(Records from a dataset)
--------
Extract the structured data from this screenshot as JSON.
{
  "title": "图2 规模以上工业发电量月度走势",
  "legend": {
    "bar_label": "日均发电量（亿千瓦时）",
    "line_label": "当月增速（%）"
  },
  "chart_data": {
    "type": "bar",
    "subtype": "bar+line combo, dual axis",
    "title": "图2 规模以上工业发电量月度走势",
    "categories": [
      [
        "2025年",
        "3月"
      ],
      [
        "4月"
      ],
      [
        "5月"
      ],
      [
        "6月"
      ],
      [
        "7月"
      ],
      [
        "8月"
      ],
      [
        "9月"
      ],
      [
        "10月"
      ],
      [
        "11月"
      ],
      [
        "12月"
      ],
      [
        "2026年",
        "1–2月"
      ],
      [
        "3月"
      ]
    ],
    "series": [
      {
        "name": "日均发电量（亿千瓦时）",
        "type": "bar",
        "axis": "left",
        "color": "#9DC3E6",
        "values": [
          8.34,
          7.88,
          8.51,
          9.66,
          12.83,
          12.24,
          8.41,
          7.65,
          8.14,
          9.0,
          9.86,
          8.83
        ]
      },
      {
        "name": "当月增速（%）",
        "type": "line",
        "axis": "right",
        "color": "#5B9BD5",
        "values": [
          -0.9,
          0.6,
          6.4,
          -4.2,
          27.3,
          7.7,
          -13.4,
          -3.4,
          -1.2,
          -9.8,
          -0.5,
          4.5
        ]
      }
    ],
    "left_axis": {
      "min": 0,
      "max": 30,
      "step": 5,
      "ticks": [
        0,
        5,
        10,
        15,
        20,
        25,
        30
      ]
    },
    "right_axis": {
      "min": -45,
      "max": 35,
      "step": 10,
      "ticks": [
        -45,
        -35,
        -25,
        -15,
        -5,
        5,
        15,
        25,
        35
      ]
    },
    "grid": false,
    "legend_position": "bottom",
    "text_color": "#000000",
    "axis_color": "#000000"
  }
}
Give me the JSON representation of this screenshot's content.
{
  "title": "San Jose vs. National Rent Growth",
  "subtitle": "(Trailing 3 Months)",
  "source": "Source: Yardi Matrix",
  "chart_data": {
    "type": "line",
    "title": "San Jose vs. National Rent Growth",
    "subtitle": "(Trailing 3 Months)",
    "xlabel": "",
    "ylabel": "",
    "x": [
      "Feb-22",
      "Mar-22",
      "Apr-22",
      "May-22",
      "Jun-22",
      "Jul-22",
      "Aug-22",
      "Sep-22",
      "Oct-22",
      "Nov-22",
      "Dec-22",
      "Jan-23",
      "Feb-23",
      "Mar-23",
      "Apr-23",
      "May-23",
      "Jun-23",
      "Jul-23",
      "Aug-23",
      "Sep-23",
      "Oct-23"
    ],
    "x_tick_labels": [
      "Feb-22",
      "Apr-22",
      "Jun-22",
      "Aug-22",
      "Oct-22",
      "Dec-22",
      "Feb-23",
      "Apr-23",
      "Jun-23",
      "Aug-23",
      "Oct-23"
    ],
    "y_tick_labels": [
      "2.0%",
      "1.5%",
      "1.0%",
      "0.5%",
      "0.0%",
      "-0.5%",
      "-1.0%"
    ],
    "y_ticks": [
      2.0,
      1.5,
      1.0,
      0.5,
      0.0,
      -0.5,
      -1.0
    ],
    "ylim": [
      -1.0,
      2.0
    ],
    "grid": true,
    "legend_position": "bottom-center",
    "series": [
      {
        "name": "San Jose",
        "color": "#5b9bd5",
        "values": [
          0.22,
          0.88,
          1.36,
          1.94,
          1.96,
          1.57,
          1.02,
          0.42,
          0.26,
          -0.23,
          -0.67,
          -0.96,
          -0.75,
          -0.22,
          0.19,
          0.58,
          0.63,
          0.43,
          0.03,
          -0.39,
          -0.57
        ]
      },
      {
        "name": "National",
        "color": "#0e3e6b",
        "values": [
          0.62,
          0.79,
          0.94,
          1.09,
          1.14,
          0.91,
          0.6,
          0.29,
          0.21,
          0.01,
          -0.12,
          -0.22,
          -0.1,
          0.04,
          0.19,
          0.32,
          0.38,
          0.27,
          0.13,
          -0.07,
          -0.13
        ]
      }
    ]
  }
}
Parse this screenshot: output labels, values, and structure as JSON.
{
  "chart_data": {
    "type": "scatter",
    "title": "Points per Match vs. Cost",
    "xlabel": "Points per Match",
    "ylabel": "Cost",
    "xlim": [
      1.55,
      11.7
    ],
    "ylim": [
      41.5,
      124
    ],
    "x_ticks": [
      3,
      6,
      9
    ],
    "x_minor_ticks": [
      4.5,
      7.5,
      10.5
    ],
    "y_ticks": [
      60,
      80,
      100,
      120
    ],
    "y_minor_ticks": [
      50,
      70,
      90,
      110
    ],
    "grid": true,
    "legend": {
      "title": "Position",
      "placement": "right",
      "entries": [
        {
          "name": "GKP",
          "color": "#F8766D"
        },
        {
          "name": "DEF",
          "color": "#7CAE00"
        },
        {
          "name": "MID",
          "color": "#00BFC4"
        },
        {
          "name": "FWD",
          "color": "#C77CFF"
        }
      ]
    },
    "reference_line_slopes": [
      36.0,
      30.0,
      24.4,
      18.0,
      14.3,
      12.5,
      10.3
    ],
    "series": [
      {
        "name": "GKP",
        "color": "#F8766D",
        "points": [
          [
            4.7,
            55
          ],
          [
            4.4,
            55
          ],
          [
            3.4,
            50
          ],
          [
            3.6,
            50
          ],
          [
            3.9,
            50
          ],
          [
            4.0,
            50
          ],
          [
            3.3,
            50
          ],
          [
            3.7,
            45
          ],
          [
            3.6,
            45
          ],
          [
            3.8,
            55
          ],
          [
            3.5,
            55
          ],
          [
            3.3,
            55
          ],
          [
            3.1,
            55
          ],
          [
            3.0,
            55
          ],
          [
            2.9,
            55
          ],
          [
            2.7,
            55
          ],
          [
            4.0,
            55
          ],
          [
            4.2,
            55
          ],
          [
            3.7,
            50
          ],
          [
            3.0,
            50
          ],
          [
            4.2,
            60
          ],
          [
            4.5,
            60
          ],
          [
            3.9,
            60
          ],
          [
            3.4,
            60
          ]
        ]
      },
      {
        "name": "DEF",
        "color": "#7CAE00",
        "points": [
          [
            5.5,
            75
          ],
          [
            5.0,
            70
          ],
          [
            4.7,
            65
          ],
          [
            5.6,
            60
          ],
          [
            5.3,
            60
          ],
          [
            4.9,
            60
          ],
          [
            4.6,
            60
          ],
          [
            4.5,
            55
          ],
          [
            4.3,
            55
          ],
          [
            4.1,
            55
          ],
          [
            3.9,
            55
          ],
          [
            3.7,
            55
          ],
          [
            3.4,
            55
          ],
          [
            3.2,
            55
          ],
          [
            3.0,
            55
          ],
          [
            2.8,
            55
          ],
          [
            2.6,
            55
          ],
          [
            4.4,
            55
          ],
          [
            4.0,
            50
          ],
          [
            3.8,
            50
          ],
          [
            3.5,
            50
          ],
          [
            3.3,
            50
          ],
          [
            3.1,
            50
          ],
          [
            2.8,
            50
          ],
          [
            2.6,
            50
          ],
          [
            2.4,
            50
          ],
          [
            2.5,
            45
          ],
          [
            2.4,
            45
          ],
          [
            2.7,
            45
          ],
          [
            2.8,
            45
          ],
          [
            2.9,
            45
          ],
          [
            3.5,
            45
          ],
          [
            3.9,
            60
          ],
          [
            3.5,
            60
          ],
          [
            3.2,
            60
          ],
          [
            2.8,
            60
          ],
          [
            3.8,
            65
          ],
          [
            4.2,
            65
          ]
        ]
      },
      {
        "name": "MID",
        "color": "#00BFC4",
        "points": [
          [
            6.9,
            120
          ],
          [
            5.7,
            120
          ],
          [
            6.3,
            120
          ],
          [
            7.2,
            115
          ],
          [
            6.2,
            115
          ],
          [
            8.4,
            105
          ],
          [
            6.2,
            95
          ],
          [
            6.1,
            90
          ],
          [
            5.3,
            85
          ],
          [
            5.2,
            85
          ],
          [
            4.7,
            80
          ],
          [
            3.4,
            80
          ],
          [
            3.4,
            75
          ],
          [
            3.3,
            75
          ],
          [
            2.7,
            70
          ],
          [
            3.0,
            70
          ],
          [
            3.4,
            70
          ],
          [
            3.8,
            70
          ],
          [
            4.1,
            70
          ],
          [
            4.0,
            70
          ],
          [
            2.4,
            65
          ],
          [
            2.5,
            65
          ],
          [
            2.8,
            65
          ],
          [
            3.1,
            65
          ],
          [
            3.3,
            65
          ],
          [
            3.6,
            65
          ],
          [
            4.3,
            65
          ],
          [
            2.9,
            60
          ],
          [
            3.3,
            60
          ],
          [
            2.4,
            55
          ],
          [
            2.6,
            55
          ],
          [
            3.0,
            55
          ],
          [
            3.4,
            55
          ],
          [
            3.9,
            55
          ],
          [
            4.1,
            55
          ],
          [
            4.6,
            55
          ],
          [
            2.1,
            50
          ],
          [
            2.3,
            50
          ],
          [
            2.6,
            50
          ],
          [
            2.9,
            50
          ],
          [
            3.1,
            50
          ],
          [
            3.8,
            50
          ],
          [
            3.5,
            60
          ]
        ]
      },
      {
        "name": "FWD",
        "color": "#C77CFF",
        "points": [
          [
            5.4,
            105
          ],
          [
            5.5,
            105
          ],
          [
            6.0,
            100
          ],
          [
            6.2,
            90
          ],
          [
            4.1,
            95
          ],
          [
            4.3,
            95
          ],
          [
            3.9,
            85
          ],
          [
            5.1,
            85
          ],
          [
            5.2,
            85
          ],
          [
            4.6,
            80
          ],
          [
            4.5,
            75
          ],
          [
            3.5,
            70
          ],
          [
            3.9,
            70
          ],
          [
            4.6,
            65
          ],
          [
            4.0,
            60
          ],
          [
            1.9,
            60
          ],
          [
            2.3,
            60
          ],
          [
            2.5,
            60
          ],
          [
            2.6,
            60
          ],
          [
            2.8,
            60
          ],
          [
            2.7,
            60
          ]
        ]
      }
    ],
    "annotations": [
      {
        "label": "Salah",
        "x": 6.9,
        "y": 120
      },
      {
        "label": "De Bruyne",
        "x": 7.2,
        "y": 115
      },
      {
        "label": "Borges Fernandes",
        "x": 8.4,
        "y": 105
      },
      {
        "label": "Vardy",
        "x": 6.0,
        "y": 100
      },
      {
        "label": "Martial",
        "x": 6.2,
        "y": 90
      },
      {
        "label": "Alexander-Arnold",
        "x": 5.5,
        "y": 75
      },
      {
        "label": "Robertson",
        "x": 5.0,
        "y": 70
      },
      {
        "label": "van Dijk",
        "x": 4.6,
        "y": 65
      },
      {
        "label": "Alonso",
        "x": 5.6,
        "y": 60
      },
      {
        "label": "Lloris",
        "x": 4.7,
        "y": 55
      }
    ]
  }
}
--------
> **Your instructions**:
Search the lines for "bottom". Copy each line that has it.

> **Result below**:
    "legend_position": "bottom",
    "legend_position": "bottom-center",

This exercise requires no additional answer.